Dataset listings of figures:
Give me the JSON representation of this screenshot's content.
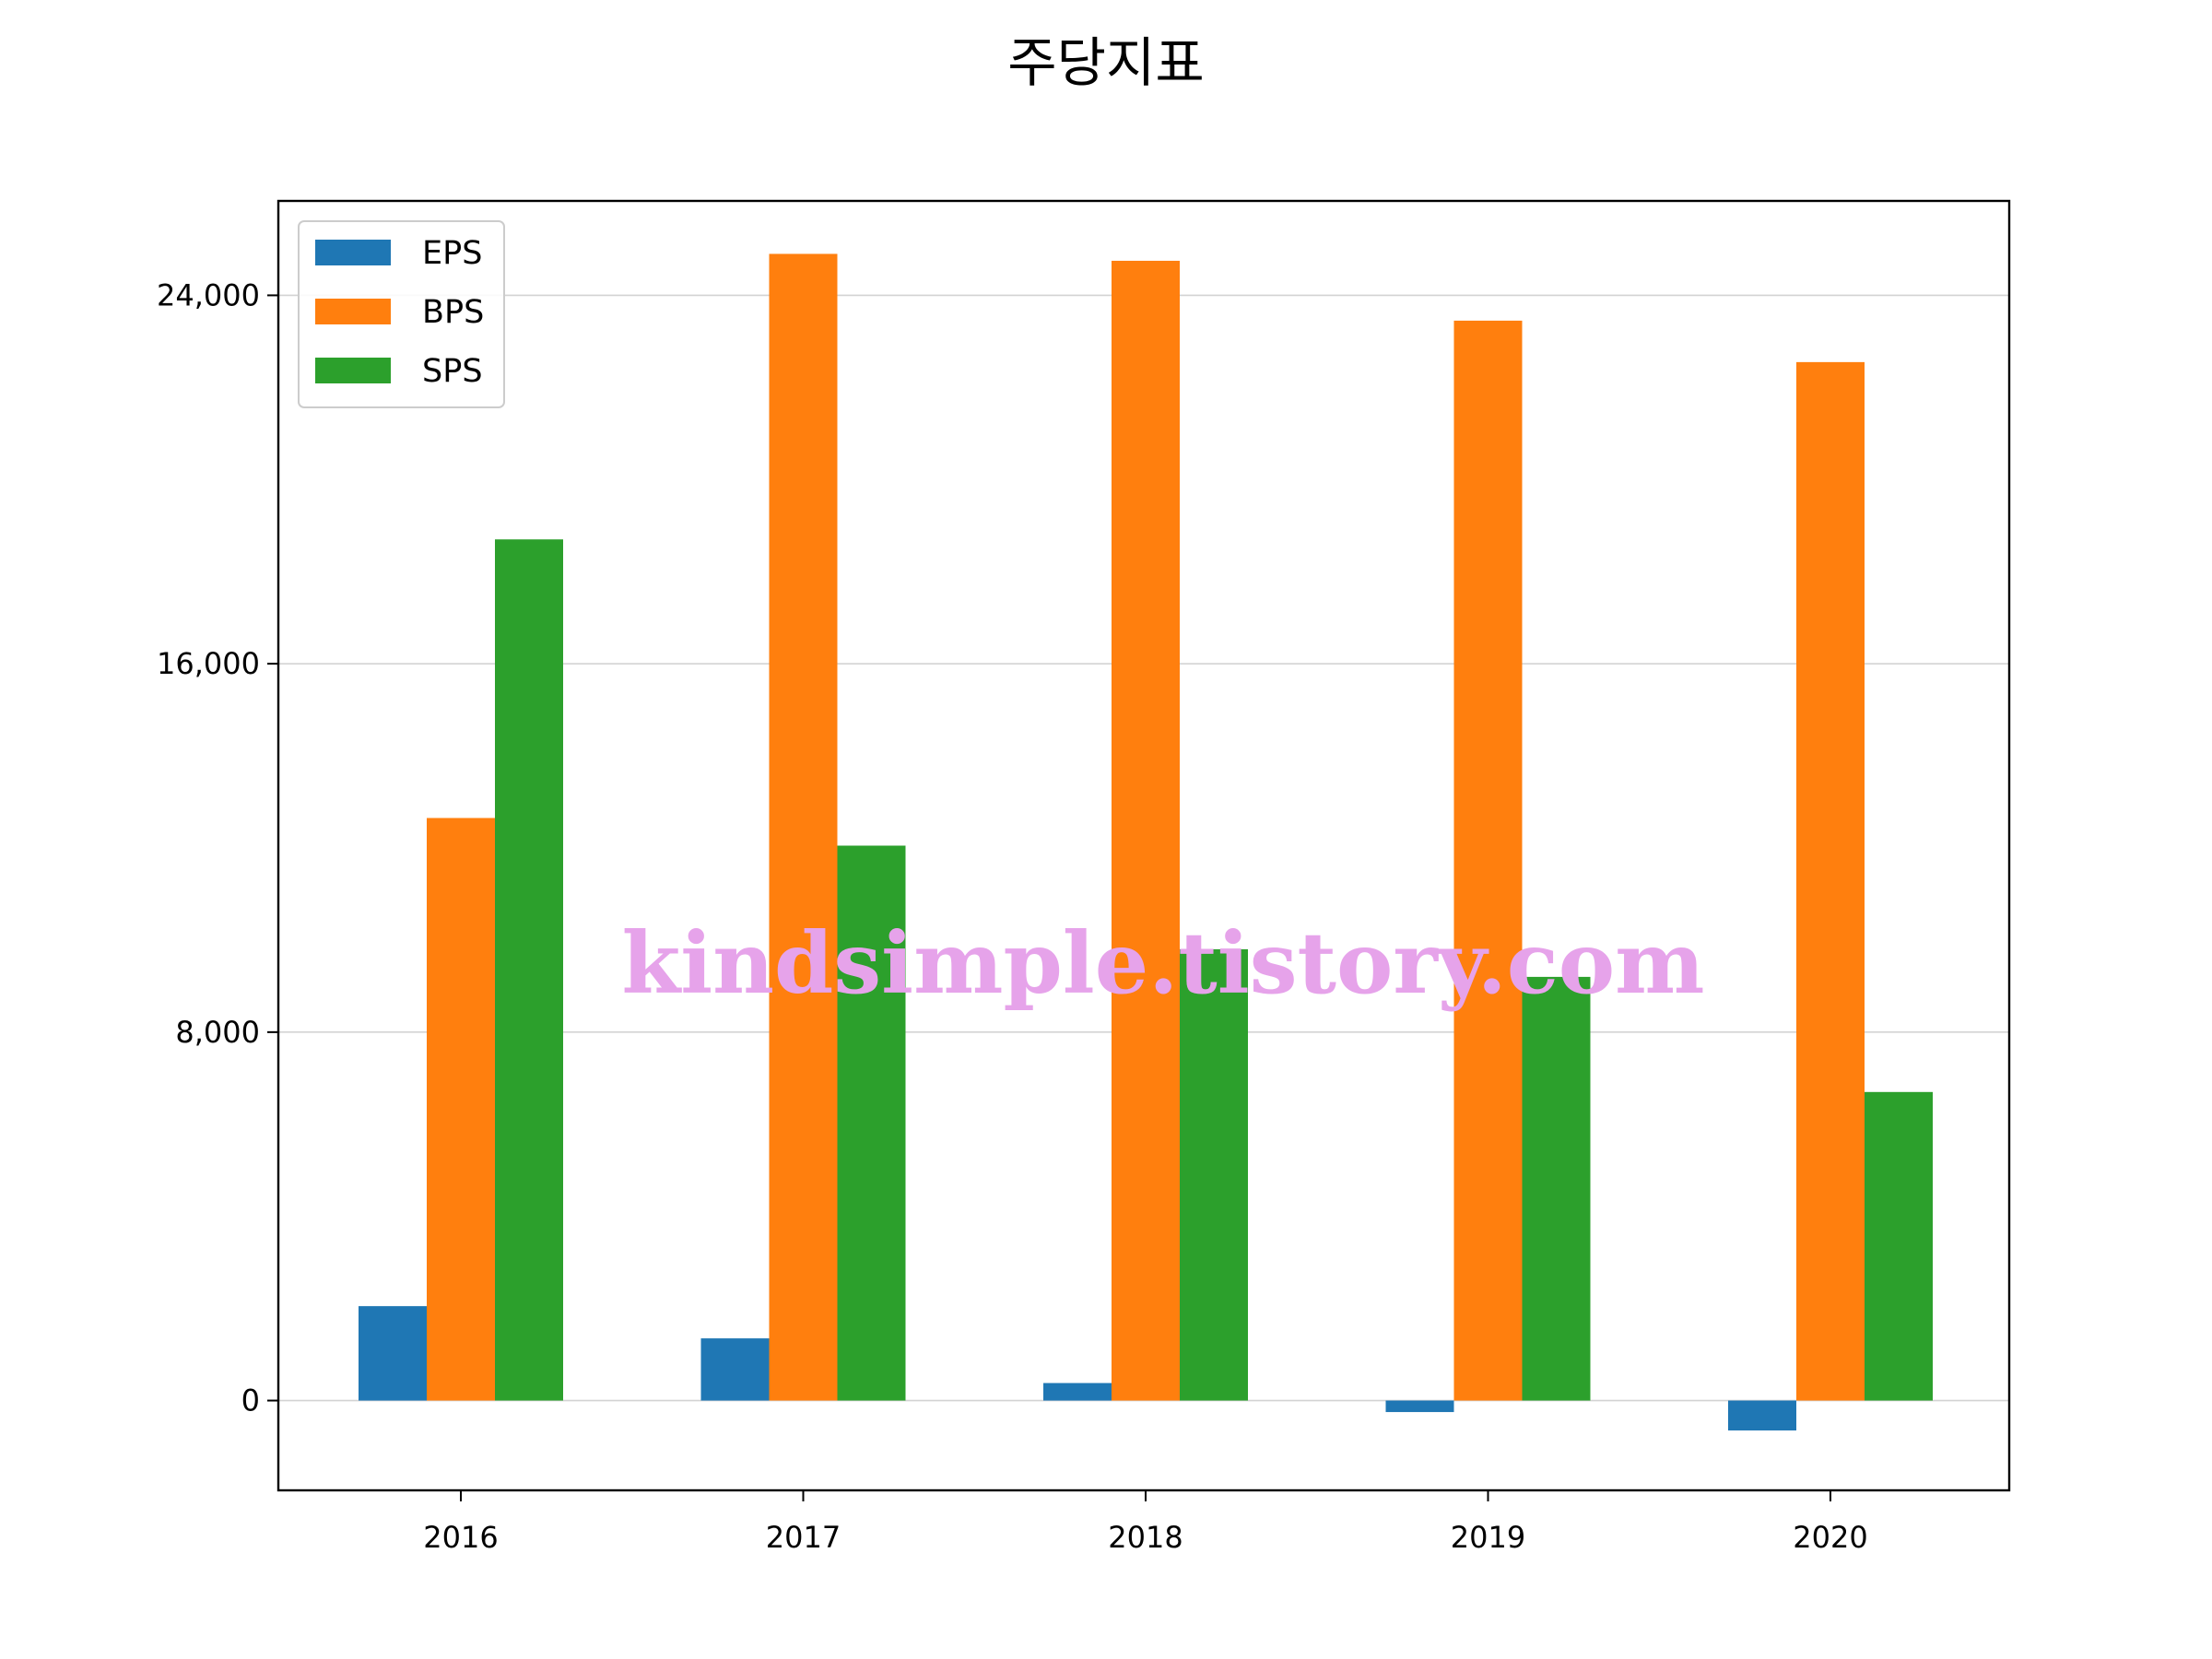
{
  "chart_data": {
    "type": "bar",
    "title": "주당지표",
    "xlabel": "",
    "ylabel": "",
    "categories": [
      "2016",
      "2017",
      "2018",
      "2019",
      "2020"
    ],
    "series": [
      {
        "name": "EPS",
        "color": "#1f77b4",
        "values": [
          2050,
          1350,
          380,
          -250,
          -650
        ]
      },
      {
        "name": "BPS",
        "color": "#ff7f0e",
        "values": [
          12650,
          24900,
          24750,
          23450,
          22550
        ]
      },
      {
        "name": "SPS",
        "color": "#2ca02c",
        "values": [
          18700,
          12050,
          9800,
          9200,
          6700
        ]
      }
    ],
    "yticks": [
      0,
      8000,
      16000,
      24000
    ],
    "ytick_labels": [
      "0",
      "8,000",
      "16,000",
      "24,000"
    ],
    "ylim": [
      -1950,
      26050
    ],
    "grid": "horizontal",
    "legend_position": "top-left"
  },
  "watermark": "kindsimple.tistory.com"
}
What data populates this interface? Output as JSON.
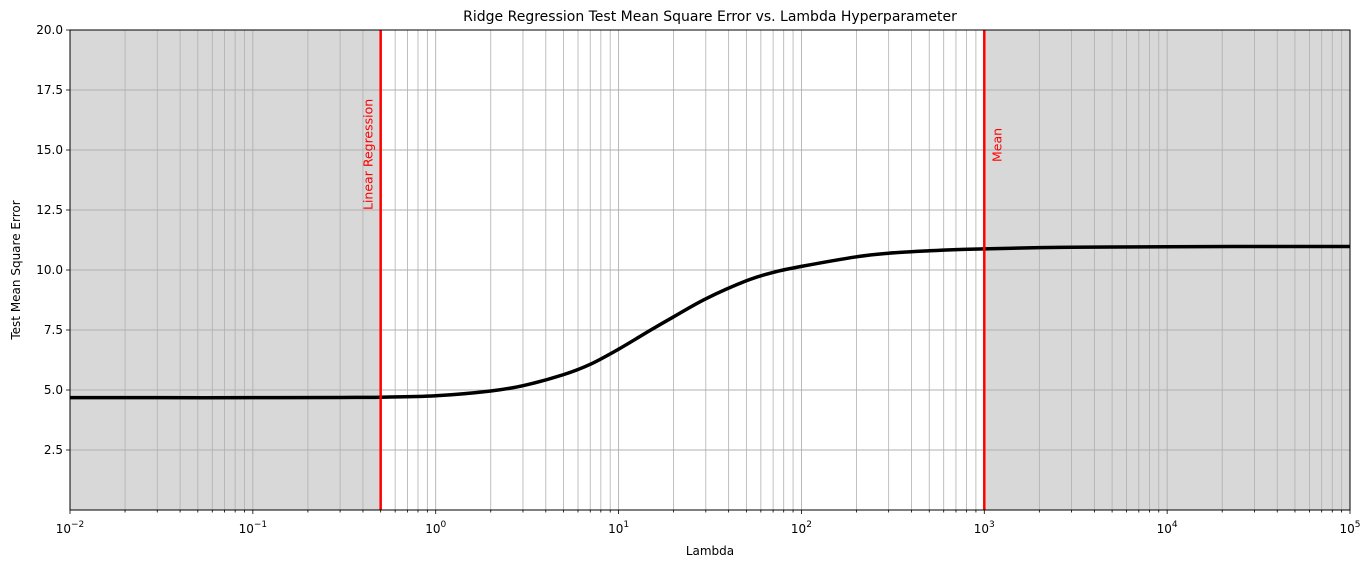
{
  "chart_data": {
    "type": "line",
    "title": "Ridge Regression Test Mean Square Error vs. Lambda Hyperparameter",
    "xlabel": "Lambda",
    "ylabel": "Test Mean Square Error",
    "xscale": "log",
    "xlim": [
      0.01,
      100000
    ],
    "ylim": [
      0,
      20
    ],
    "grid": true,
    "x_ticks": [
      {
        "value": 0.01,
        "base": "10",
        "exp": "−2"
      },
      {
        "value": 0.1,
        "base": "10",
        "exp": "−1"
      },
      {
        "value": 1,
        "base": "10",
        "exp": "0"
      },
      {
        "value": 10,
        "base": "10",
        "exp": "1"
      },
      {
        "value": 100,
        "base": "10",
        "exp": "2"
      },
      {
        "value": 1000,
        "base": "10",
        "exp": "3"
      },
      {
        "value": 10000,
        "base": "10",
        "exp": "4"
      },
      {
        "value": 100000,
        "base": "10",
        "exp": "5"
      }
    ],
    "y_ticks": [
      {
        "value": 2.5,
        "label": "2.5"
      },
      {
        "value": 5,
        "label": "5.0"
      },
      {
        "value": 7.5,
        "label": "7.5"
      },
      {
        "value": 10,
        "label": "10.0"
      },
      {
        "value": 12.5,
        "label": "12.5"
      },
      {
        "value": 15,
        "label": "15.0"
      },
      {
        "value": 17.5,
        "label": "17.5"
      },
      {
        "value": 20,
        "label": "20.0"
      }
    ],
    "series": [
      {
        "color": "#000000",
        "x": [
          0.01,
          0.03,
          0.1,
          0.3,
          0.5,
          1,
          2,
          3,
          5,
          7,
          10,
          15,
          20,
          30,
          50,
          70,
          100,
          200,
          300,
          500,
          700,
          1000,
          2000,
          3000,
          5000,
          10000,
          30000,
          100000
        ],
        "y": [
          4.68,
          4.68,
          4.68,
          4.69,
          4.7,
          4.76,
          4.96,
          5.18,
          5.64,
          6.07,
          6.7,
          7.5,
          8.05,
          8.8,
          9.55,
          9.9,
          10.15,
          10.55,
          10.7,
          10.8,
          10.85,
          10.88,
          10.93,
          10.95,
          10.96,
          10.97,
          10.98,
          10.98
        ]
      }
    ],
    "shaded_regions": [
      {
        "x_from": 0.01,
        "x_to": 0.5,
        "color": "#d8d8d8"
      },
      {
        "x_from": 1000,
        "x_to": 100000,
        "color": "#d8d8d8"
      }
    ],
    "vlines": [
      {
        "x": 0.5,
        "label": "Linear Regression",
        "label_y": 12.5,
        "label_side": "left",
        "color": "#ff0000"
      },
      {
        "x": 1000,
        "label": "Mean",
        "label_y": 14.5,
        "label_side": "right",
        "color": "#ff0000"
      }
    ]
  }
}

Aim of the task:
Pick out each line above that includes "Lambda" and show it.

Answer to the task:
    "title": "Ridge Regression Test Mean Square Error vs. Lambda Hyperparameter",
    "xlabel": "Lambda",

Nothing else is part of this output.